Would you transcribe the listing that follows, character for character, and omit its images?

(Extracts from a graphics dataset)

————

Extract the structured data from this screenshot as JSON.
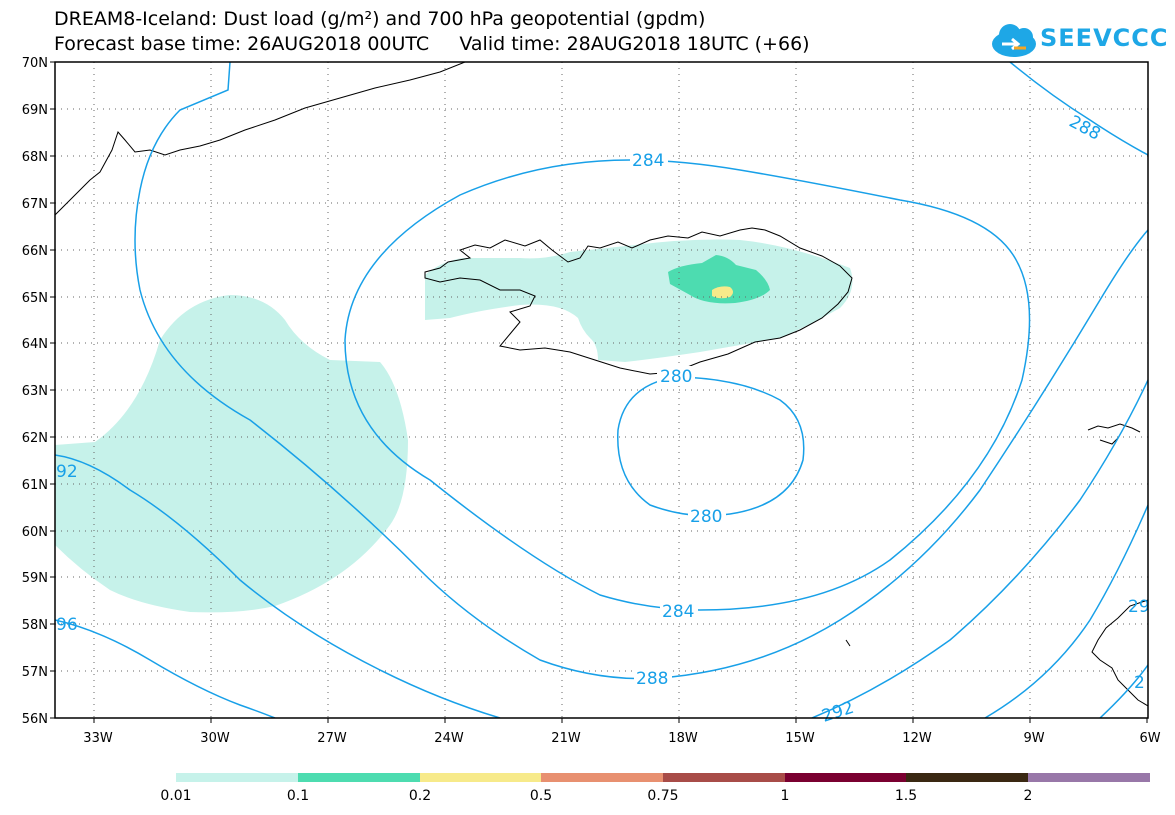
{
  "title_line1": "DREAM8-Iceland: Dust load (g/m²) and 700 hPa geopotential (gpdm)",
  "title_line2": "Forecast base time: 26AUG2018 00UTC     Valid time: 28AUG2018 18UTC (+66)",
  "logo_text": "SEEVCCC",
  "lat_labels": [
    "70N",
    "69N",
    "68N",
    "67N",
    "66N",
    "65N",
    "64N",
    "63N",
    "62N",
    "61N",
    "60N",
    "59N",
    "58N",
    "57N",
    "56N"
  ],
  "lon_labels": [
    "33W",
    "30W",
    "27W",
    "24W",
    "21W",
    "18W",
    "15W",
    "12W",
    "9W",
    "6W"
  ],
  "contour_labels": {
    "c280_top": "280",
    "c280_bottom": "280",
    "c284_top": "284",
    "c284_bottom": "284",
    "c288_top": "288",
    "c288_bottom": "288",
    "c292_bottom": "292",
    "c292_left": "92",
    "c296_left": "96",
    "c29_right": "29",
    "c2_right": "2"
  },
  "colorbar": {
    "labels": [
      "0.01",
      "0.1",
      "0.2",
      "0.5",
      "0.75",
      "1",
      "1.5",
      "2"
    ],
    "colors": [
      "#c6f2ea",
      "#4ddcb0",
      "#f7ea8a",
      "#e89070",
      "#a84c48",
      "#7a0030",
      "#3a2812",
      "#9877a8"
    ]
  },
  "colors": {
    "contour": "#18a0e8",
    "dust_light": "#c6f2ea",
    "dust_mid": "#4ddcb0",
    "dust_high": "#f7ea8a",
    "coast": "#000000"
  }
}
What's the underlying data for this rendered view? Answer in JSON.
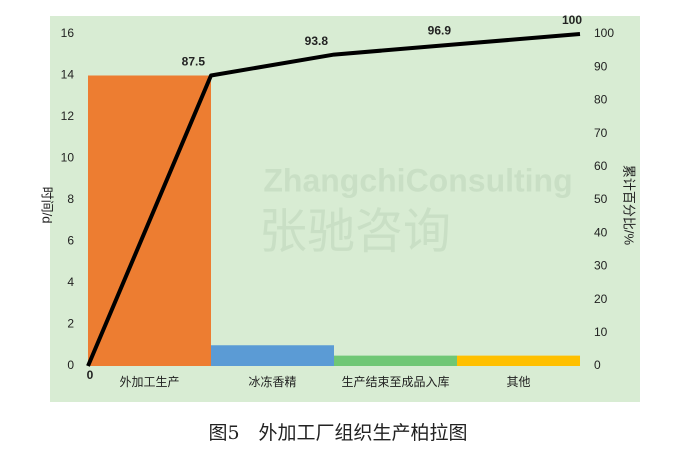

————

* Solution to this task *
Extract the structured data from this screenshot as JSON.
{
  "title_line1": "DREAM8-Iceland: Dust load (g/m²) and 700 hPa geopotential (gpdm)",
  "title_line2": "Forecast base time: 26AUG2018 00UTC     Valid time: 28AUG2018 18UTC (+66)",
  "logo_text": "SEEVCCC",
  "lat_labels": [
    "70N",
    "69N",
    "68N",
    "67N",
    "66N",
    "65N",
    "64N",
    "63N",
    "62N",
    "61N",
    "60N",
    "59N",
    "58N",
    "57N",
    "56N"
  ],
  "lon_labels": [
    "33W",
    "30W",
    "27W",
    "24W",
    "21W",
    "18W",
    "15W",
    "12W",
    "9W",
    "6W"
  ],
  "contour_labels": {
    "c280_top": "280",
    "c280_bottom": "280",
    "c284_top": "284",
    "c284_bottom": "284",
    "c288_top": "288",
    "c288_bottom": "288",
    "c292_bottom": "292",
    "c292_left": "92",
    "c296_left": "96",
    "c29_right": "29",
    "c2_right": "2"
  },
  "colorbar": {
    "labels": [
      "0.01",
      "0.1",
      "0.2",
      "0.5",
      "0.75",
      "1",
      "1.5",
      "2"
    ],
    "colors": [
      "#c6f2ea",
      "#4ddcb0",
      "#f7ea8a",
      "#e89070",
      "#a84c48",
      "#7a0030",
      "#3a2812",
      "#9877a8"
    ]
  },
  "colors": {
    "contour": "#18a0e8",
    "dust_light": "#c6f2ea",
    "dust_mid": "#4ddcb0",
    "dust_high": "#f7ea8a",
    "coast": "#000000"
  }
}
What's the underlying data for this rendered view? Answer in JSON.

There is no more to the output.